WHAT IS REQUIRED - Extract all data as written.

^^^^^^^^^^^^^^^^

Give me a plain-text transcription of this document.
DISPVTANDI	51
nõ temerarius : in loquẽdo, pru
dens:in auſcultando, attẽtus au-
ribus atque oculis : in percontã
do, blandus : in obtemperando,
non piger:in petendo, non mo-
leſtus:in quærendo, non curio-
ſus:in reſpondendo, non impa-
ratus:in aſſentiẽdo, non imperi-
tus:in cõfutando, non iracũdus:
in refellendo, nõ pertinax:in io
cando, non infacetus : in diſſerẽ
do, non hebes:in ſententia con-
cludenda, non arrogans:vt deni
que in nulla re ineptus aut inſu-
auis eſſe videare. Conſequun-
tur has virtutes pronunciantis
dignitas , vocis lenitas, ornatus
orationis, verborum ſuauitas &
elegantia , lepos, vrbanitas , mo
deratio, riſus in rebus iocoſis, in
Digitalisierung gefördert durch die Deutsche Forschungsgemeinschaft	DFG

^^^^^^^^^^^^^^^^

CORRECT RESULT -
Give me a plain-text transcription of this document.
DISPVTANDI	51
nõ temerarius : in loquẽdo, pru
dens:in auſcultando, attẽtus au-
ribus atque oculis : in percontã
do, blandus : in obtemperando,
non piger:in petendo, non mo-
leſtus:in quærendo, non curio-
ſus:in reſpondendo, non impa-
ratus:in aſſentiẽdo, non imperi-
tus:in cõfutando, non iracũdus:
in refellendo, nõ pertinax:in io
cando, non infacetus : in diſſerẽ
do, non hebes:in ſententia con-
cludenda, non arrogans:vt deni
que in nulla re ineptus aut inſu-
auis eſſe videare. Conſequun-
tur has virtutes pronunciantis
dignitas , vocis lenitas, ornatus
orationis, verborum ſuauitas &
elegantia , lepos, vrbanitas , mo
deratio, riſus in rebus iocoſis, in
Digitalisierung gefördert durch die Deutsche Forschungsgemeinschaft	DFG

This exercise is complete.